(RECORDS SHOWN)
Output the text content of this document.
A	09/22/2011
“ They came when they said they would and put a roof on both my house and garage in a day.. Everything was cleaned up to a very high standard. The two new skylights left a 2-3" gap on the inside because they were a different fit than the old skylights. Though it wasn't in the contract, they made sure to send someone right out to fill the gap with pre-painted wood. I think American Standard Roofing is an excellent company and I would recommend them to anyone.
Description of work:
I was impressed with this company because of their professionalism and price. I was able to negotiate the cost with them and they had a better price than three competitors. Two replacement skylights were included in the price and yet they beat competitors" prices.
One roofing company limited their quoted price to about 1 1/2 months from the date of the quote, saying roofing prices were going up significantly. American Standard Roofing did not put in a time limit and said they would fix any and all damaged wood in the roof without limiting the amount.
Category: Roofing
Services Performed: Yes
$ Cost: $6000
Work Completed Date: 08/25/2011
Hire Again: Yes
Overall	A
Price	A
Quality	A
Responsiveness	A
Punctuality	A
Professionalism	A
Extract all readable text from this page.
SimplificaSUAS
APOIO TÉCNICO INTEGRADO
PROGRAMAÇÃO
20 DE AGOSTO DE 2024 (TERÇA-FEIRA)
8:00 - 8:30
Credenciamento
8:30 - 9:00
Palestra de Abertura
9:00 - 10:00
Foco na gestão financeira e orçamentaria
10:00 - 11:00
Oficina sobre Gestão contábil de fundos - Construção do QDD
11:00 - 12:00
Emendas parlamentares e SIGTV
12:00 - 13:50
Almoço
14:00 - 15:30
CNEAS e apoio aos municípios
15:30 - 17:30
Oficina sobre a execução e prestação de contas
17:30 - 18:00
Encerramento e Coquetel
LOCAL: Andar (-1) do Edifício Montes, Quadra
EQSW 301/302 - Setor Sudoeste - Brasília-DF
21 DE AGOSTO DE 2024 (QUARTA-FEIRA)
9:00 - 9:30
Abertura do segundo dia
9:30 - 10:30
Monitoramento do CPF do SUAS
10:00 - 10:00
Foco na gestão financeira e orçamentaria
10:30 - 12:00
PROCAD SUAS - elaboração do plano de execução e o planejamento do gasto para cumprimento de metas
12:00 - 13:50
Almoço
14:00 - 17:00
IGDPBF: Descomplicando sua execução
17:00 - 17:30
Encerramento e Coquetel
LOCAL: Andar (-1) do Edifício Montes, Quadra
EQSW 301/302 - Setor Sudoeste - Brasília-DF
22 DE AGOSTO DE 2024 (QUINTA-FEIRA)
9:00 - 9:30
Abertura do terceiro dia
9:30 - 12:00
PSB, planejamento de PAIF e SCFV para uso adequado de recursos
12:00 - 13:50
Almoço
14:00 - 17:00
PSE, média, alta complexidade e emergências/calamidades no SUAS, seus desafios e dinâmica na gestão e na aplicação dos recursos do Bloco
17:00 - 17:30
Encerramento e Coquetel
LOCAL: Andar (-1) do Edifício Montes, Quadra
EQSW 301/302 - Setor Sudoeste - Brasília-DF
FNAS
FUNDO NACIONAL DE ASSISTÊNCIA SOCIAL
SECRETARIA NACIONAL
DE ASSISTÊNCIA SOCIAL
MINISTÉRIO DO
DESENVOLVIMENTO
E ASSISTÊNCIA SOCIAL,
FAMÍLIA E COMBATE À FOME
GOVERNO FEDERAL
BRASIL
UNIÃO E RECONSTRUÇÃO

(INSTRUCTIONS FOR THE TASK) Go through the listing and print each line exactly as it appears.

(WRITTEN ANSWER)
Output the text content of this document.
A	09/22/2011
“ They came when they said they would and put a roof on both my house and garage in a day.. Everything was cleaned up to a very high standard. The two new skylights left a 2-3" gap on the inside because they were a different fit than the old skylights. Though it wasn't in the contract, they made sure to send someone right out to fill the gap with pre-painted wood. I think American Standard Roofing is an excellent company and I would recommend them to anyone.
Description of work:
I was impressed with this company because of their professionalism and price. I was able to negotiate the cost with them and they had a better price than three competitors. Two replacement skylights were included in the price and yet they beat competitors" prices.
One roofing company limited their quoted price to about 1 1/2 months from the date of the quote, saying roofing prices were going up significantly. American Standard Roofing did not put in a time limit and said they would fix any and all damaged wood in the roof without limiting the amount.
Category: Roofing
Services Performed: Yes
$ Cost: $6000
Work Completed Date: 08/25/2011
Hire Again: Yes
Overall	A
Price	A
Quality	A
Responsiveness	A
Punctuality	A
Professionalism	A
Extract all readable text from this page.
SimplificaSUAS
APOIO TÉCNICO INTEGRADO
PROGRAMAÇÃO
20 DE AGOSTO DE 2024 (TERÇA-FEIRA)
8:00 - 8:30
Credenciamento
8:30 - 9:00
Palestra de Abertura
9:00 - 10:00
Foco na gestão financeira e orçamentaria
10:00 - 11:00
Oficina sobre Gestão contábil de fundos - Construção do QDD
11:00 - 12:00
Emendas parlamentares e SIGTV
12:00 - 13:50
Almoço
14:00 - 15:30
CNEAS e apoio aos municípios
15:30 - 17:30
Oficina sobre a execução e prestação de contas
17:30 - 18:00
Encerramento e Coquetel
LOCAL: Andar (-1) do Edifício Montes, Quadra
EQSW 301/302 - Setor Sudoeste - Brasília-DF
21 DE AGOSTO DE 2024 (QUARTA-FEIRA)
9:00 - 9:30
Abertura do segundo dia
9:30 - 10:30
Monitoramento do CPF do SUAS
10:00 - 10:00
Foco na gestão financeira e orçamentaria
10:30 - 12:00
PROCAD SUAS - elaboração do plano de execução e o planejamento do gasto para cumprimento de metas
12:00 - 13:50
Almoço
14:00 - 17:00
IGDPBF: Descomplicando sua execução
17:00 - 17:30
Encerramento e Coquetel
LOCAL: Andar (-1) do Edifício Montes, Quadra
EQSW 301/302 - Setor Sudoeste - Brasília-DF
22 DE AGOSTO DE 2024 (QUINTA-FEIRA)
9:00 - 9:30
Abertura do terceiro dia
9:30 - 12:00
PSB, planejamento de PAIF e SCFV para uso adequado de recursos
12:00 - 13:50
Almoço
14:00 - 17:00
PSE, média, alta complexidade e emergências/calamidades no SUAS, seus desafios e dinâmica na gestão e na aplicação dos recursos do Bloco
17:00 - 17:30
Encerramento e Coquetel
LOCAL: Andar (-1) do Edifício Montes, Quadra
EQSW 301/302 - Setor Sudoeste - Brasília-DF
FNAS
FUNDO NACIONAL DE ASSISTÊNCIA SOCIAL
SECRETARIA NACIONAL
DE ASSISTÊNCIA SOCIAL
MINISTÉRIO DO
DESENVOLVIMENTO
E ASSISTÊNCIA SOCIAL,
FAMÍLIA E COMBATE À FOME
GOVERNO FEDERAL
BRASIL
UNIÃO E RECONSTRUÇÃO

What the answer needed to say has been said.